What is being asked:
Gather all lines in the records below that include the word "BRICS".

Data rows:
◇ ◇ ◇ ◇ ◇ ◇ ◇
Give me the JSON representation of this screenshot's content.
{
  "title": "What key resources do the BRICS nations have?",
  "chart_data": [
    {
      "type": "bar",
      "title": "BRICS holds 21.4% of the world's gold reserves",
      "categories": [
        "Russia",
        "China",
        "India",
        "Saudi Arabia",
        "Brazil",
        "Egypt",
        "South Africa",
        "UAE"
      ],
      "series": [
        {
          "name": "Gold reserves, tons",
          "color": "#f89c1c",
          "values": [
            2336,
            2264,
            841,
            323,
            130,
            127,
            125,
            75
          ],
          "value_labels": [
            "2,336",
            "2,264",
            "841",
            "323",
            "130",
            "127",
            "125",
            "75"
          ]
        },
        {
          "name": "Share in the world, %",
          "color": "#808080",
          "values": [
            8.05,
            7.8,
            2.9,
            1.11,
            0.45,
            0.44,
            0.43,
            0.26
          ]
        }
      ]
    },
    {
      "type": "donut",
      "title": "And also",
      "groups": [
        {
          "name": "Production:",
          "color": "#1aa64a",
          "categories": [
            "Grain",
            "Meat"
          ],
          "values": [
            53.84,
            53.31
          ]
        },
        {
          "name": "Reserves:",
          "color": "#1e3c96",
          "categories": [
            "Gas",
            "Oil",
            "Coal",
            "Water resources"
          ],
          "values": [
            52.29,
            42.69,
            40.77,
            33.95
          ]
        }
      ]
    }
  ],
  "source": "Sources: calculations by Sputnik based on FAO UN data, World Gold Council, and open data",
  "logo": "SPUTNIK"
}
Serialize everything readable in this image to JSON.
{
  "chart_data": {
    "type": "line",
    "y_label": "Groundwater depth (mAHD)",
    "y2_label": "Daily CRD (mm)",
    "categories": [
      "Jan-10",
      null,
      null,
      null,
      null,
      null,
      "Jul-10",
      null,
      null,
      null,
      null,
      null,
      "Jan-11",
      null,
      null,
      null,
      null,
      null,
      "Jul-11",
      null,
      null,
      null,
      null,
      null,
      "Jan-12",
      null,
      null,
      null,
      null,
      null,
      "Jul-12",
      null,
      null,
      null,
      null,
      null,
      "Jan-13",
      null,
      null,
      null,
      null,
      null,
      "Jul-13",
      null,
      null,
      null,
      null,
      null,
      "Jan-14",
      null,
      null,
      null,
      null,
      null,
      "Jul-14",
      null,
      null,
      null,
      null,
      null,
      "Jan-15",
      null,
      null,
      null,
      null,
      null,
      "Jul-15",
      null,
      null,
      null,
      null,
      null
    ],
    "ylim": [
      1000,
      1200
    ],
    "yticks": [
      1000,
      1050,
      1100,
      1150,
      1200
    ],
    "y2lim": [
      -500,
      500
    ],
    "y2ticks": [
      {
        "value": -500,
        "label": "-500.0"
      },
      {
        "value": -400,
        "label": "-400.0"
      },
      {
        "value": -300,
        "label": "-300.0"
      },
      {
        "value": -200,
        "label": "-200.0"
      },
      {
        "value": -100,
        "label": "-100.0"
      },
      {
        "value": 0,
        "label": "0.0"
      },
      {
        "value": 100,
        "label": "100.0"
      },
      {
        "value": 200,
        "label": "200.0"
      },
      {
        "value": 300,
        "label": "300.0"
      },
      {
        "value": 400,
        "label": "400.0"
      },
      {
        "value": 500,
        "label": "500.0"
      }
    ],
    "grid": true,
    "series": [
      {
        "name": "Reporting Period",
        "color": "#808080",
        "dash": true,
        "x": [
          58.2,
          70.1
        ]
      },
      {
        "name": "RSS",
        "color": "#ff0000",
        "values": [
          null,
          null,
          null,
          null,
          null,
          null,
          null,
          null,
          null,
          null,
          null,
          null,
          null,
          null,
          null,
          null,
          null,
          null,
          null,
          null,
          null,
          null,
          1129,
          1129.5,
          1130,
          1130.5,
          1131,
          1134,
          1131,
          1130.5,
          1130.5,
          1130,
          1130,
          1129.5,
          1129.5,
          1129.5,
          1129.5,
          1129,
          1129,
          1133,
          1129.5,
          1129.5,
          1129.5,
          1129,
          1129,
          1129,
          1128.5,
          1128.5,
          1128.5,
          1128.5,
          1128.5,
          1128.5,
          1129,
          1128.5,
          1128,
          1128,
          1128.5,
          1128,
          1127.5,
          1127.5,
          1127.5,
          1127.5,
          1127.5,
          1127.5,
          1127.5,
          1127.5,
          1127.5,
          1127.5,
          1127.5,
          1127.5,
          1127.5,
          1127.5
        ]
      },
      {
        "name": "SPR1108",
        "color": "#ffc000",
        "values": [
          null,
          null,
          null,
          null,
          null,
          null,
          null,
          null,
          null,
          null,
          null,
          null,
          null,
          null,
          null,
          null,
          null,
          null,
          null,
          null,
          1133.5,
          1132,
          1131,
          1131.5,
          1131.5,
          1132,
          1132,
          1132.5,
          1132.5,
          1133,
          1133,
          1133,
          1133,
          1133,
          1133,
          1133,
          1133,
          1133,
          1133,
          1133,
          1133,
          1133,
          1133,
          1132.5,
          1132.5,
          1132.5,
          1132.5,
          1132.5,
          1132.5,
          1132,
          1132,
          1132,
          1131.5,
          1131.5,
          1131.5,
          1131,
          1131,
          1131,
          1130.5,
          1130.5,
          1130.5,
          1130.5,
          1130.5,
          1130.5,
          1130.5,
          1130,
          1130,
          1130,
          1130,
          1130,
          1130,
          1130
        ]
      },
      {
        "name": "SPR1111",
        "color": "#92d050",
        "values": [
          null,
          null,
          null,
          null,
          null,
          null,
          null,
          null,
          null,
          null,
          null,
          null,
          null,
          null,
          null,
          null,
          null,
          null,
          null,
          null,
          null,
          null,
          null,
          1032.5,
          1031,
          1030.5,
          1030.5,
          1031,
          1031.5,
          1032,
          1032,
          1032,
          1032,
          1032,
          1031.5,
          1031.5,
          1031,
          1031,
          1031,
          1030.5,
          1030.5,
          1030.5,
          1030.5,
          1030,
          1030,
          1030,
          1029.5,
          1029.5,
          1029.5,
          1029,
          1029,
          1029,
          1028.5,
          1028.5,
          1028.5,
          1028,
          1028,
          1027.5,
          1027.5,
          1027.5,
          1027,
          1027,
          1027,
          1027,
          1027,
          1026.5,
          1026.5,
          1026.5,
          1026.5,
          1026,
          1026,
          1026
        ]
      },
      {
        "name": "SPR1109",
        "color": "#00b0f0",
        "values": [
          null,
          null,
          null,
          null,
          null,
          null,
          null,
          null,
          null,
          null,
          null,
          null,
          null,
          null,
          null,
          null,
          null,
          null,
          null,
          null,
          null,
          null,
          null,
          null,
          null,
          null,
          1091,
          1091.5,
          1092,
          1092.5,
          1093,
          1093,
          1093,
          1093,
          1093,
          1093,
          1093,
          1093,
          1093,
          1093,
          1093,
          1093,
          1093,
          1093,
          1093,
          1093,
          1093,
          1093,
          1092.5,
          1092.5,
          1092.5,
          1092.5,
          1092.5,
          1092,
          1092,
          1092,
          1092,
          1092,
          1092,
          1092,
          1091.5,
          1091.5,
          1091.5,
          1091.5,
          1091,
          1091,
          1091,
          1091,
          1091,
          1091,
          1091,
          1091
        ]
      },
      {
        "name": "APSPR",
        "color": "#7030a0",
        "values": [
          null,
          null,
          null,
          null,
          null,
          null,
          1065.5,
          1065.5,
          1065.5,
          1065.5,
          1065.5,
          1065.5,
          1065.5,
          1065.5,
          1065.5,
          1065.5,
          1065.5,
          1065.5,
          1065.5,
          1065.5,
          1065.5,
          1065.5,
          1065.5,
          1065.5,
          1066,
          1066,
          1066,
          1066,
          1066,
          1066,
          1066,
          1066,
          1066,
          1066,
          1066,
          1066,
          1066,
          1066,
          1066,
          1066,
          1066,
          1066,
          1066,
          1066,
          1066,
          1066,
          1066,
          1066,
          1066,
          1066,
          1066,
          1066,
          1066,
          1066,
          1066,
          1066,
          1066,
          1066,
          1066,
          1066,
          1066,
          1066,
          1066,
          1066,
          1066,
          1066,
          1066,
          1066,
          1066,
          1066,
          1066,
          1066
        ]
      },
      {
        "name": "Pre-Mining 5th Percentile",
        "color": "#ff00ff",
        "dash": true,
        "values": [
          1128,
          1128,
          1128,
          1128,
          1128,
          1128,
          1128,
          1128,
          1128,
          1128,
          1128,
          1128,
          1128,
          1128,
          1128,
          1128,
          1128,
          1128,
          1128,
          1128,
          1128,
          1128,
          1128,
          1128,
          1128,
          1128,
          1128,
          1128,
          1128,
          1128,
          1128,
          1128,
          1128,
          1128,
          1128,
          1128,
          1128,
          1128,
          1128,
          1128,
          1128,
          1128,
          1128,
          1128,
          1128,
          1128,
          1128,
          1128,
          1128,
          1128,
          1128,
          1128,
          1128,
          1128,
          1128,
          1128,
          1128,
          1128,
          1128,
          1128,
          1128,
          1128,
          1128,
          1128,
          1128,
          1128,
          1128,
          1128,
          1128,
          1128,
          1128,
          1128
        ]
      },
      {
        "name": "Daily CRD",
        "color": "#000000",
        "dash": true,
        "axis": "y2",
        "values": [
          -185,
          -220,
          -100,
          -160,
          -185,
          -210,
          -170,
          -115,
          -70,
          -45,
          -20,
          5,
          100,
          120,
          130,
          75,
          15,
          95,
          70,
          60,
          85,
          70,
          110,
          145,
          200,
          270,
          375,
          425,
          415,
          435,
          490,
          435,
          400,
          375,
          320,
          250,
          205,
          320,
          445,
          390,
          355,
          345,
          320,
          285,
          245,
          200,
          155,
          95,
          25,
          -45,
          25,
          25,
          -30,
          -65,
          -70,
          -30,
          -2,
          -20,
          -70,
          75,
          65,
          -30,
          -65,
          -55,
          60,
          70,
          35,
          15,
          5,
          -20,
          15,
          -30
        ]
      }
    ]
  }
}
◇ ◇ ◇ ◇ ◇ ◇ ◇
Exercise response:
  "title": "What key resources do the BRICS nations have?",
      "title": "BRICS holds 21.4% of the world's gold reserves",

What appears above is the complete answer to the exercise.